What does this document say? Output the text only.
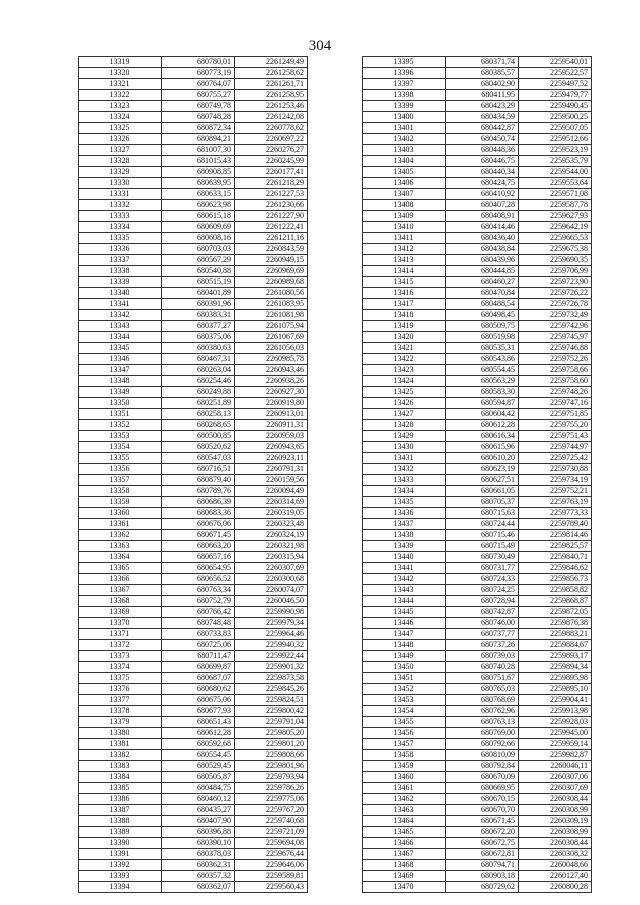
304
13319	680780,01	2261249,49
13320	680773,19	2261258,62
13321	680764,07	2261261,71
13322	680755,27	2261258,95
13323	680749,78	2261253,46
13324	680748,28	2261242,08
13325	680872,34	2260778,62
13326	680894,21	2260697,22
13327	681007,30	2260276,27
13328	681015,43	2260245,99
13329	680908,85	2260177,41
13330	680639,95	2261218,29
13331	680633,15	2261227,53
13332	680623,98	2261230,66
13333	680615,18	2261227,90
13334	680609,69	2261222,41
13335	680608,16	2261211,16
13336	680703,03	2260843,59
13337	680567,29	2260949,15
13338	680540,88	2260969,69
13339	680515,19	2260989,68
13340	680401,89	2261080,56
13341	680391,96	2261083,95
13342	680383,31	2261081,98
13343	680377,27	2261075,94
13344	680375,06	2261067,69
13345	680380,63	2261056,03
13346	680467,31	2260985,78
13347	680263,04	2260943,46
13348	680254,46	2260938,26
13349	680249,88	2260927,30
13350	680251,89	2260919,80
13351	680258,13	2260913,01
13352	680268,65	2260911,31
13353	680500,85	2260959,03
13354	680520,62	2260943,65
13355	680547,03	2260923,11
13356	680716,51	2260791,31
13357	680879,40	2260159,56
13358	680789,76	2260094,49
13359	680686,39	2260314,69
13360	680683,36	2260319,05
13361	680676,06	2260323,48
13362	680671,45	2260324,19
13363	680663,20	2260321,98
13364	680657,16	2260315,94
13365	680654,95	2260307,69
13366	680656,52	2260300,68
13367	680763,34	2260074,07
13368	680752,79	2260046,50
13369	680766,42	2259990,98
13370	680748,48	2259979,34
13371	680733,83	2259964,46
13372	680725,06	2259940,32
13373	680711,47	2259922,44
13374	680699,87	2259901,32
13375	680687,07	2259873,58
13376	680680,62	2259845,26
13377	680675,06	2259824,51
13378	680677,93	2259800,42
13379	680651,43	2259791,04
13380	680612,28	2259805,20
13381	680592,68	2259801,20
13382	680554,45	2259808,66
13383	680529,45	2259801,96
13384	680505,87	2259793,94
13385	680484,75	2259786,26
13386	680460,12	2259775,06
13387	680435,27	2259767,20
13388	680407,90	2259740,68
13389	680396,88	2259721,09
13390	680390,10	2259694,08
13391	680378,03	2259676,44
13392	680362,31	2259646,06
13393	680357,32	2259589,81
13394	680362,07	2259560,43
13395	680371,74	2259540,01
13396	680385,57	2259522,57
13397	680402,90	2259497,52
13398	680411,95	2259479,77
13399	680423,29	2259490,45
13400	680434,59	2259500,25
13401	680442,87	2259507,05
13402	680450,74	2259512,66
13403	680448,36	2259523,19
13404	680446,75	2259535,79
13405	680440,34	2259544,00
13406	680424,75	2259553,64
13407	680410,92	2259571,08
13408	680407,28	2259587,78
13409	680408,91	2259627,93
13410	680414,46	2259642,19
13411	680436,40	2259665,53
13412	680438,84	2259675,38
13413	680439,96	2259690,35
13414	680444,85	2259706,99
13415	680460,27	2259723,90
13416	680470,84	2259726,22
13417	680488,54	2259726,78
13418	680498,45	2259732,49
13419	680509,75	2259742,96
13420	680519,98	2259745,97
13421	680535,31	2259746,88
13422	680543,86	2259752,26
13423	680554,45	2259758,66
13424	680563,29	2259758,60
13425	680583,30	2259748,26
13426	680594,87	2259747,16
13427	680604,42	2259751,85
13428	680612,28	2259755,20
13429	680616,34	2259751,43
13430	680615,96	2259744,97
13431	680610,20	2259725,42
13432	680623,19	2259730,88
13433	680627,51	2259734,19
13434	680661,05	2259752,21
13435	680705,37	2259763,19
13436	680715,63	2259773,33
13437	680724,44	2259789,40
13438	680715,46	2259814,46
13439	680715,49	2259825,57
13440	680730,49	2259840,71
13441	680731,77	2259846,62
13442	680724,33	2259856,73
13443	680724,25	2259858,82
13444	680728,94	2259868,87
13445	680742,87	2259872,05
13446	680746,00	2259876,38
13447	680737,77	2259883,21
13448	680737,26	2259884,67
13449	680739,03	2259893,17
13450	680740,28	2259894,34
13451	680751,67	2259895,98
13452	680765,03	2259895,10
13453	680768,69	2259904,41
13454	680762,96	2259913,98
13455	680763,13	2259928,03
13456	680769,00	2259945,00
13457	680792,66	2259959,14
13458	680810,09	2259982,87
13459	680792,84	2260046,11
13460	680670,09	2260307,06
13461	680669,95	2260307,69
13462	680670,15	2260308,44
13463	680670,70	2260308,99
13464	680671,45	2260309,19
13465	680672,20	2260308,99
13466	680672,75	2260308,44
13467	680672,81	2260308,32
13468	680794,71	2260048,66
13469	680903,18	2260127,40
13470	680729,62	2260800,28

▶ _Problem_: Set down every entry word for word, but omit the pictures.

▶ _Problem solution_:
What does this document say? Output the text only.
304
13319	680780,01	2261249,49
13320	680773,19	2261258,62
13321	680764,07	2261261,71
13322	680755,27	2261258,95
13323	680749,78	2261253,46
13324	680748,28	2261242,08
13325	680872,34	2260778,62
13326	680894,21	2260697,22
13327	681007,30	2260276,27
13328	681015,43	2260245,99
13329	680908,85	2260177,41
13330	680639,95	2261218,29
13331	680633,15	2261227,53
13332	680623,98	2261230,66
13333	680615,18	2261227,90
13334	680609,69	2261222,41
13335	680608,16	2261211,16
13336	680703,03	2260843,59
13337	680567,29	2260949,15
13338	680540,88	2260969,69
13339	680515,19	2260989,68
13340	680401,89	2261080,56
13341	680391,96	2261083,95
13342	680383,31	2261081,98
13343	680377,27	2261075,94
13344	680375,06	2261067,69
13345	680380,63	2261056,03
13346	680467,31	2260985,78
13347	680263,04	2260943,46
13348	680254,46	2260938,26
13349	680249,88	2260927,30
13350	680251,89	2260919,80
13351	680258,13	2260913,01
13352	680268,65	2260911,31
13353	680500,85	2260959,03
13354	680520,62	2260943,65
13355	680547,03	2260923,11
13356	680716,51	2260791,31
13357	680879,40	2260159,56
13358	680789,76	2260094,49
13359	680686,39	2260314,69
13360	680683,36	2260319,05
13361	680676,06	2260323,48
13362	680671,45	2260324,19
13363	680663,20	2260321,98
13364	680657,16	2260315,94
13365	680654,95	2260307,69
13366	680656,52	2260300,68
13367	680763,34	2260074,07
13368	680752,79	2260046,50
13369	680766,42	2259990,98
13370	680748,48	2259979,34
13371	680733,83	2259964,46
13372	680725,06	2259940,32
13373	680711,47	2259922,44
13374	680699,87	2259901,32
13375	680687,07	2259873,58
13376	680680,62	2259845,26
13377	680675,06	2259824,51
13378	680677,93	2259800,42
13379	680651,43	2259791,04
13380	680612,28	2259805,20
13381	680592,68	2259801,20
13382	680554,45	2259808,66
13383	680529,45	2259801,96
13384	680505,87	2259793,94
13385	680484,75	2259786,26
13386	680460,12	2259775,06
13387	680435,27	2259767,20
13388	680407,90	2259740,68
13389	680396,88	2259721,09
13390	680390,10	2259694,08
13391	680378,03	2259676,44
13392	680362,31	2259646,06
13393	680357,32	2259589,81
13394	680362,07	2259560,43
13395	680371,74	2259540,01
13396	680385,57	2259522,57
13397	680402,90	2259497,52
13398	680411,95	2259479,77
13399	680423,29	2259490,45
13400	680434,59	2259500,25
13401	680442,87	2259507,05
13402	680450,74	2259512,66
13403	680448,36	2259523,19
13404	680446,75	2259535,79
13405	680440,34	2259544,00
13406	680424,75	2259553,64
13407	680410,92	2259571,08
13408	680407,28	2259587,78
13409	680408,91	2259627,93
13410	680414,46	2259642,19
13411	680436,40	2259665,53
13412	680438,84	2259675,38
13413	680439,96	2259690,35
13414	680444,85	2259706,99
13415	680460,27	2259723,90
13416	680470,84	2259726,22
13417	680488,54	2259726,78
13418	680498,45	2259732,49
13419	680509,75	2259742,96
13420	680519,98	2259745,97
13421	680535,31	2259746,88
13422	680543,86	2259752,26
13423	680554,45	2259758,66
13424	680563,29	2259758,60
13425	680583,30	2259748,26
13426	680594,87	2259747,16
13427	680604,42	2259751,85
13428	680612,28	2259755,20
13429	680616,34	2259751,43
13430	680615,96	2259744,97
13431	680610,20	2259725,42
13432	680623,19	2259730,88
13433	680627,51	2259734,19
13434	680661,05	2259752,21
13435	680705,37	2259763,19
13436	680715,63	2259773,33
13437	680724,44	2259789,40
13438	680715,46	2259814,46
13439	680715,49	2259825,57
13440	680730,49	2259840,71
13441	680731,77	2259846,62
13442	680724,33	2259856,73
13443	680724,25	2259858,82
13444	680728,94	2259868,87
13445	680742,87	2259872,05
13446	680746,00	2259876,38
13447	680737,77	2259883,21
13448	680737,26	2259884,67
13449	680739,03	2259893,17
13450	680740,28	2259894,34
13451	680751,67	2259895,98
13452	680765,03	2259895,10
13453	680768,69	2259904,41
13454	680762,96	2259913,98
13455	680763,13	2259928,03
13456	680769,00	2259945,00
13457	680792,66	2259959,14
13458	680810,09	2259982,87
13459	680792,84	2260046,11
13460	680670,09	2260307,06
13461	680669,95	2260307,69
13462	680670,15	2260308,44
13463	680670,70	2260308,99
13464	680671,45	2260309,19
13465	680672,20	2260308,99
13466	680672,75	2260308,44
13467	680672,81	2260308,32
13468	680794,71	2260048,66
13469	680903,18	2260127,40
13470	680729,62	2260800,28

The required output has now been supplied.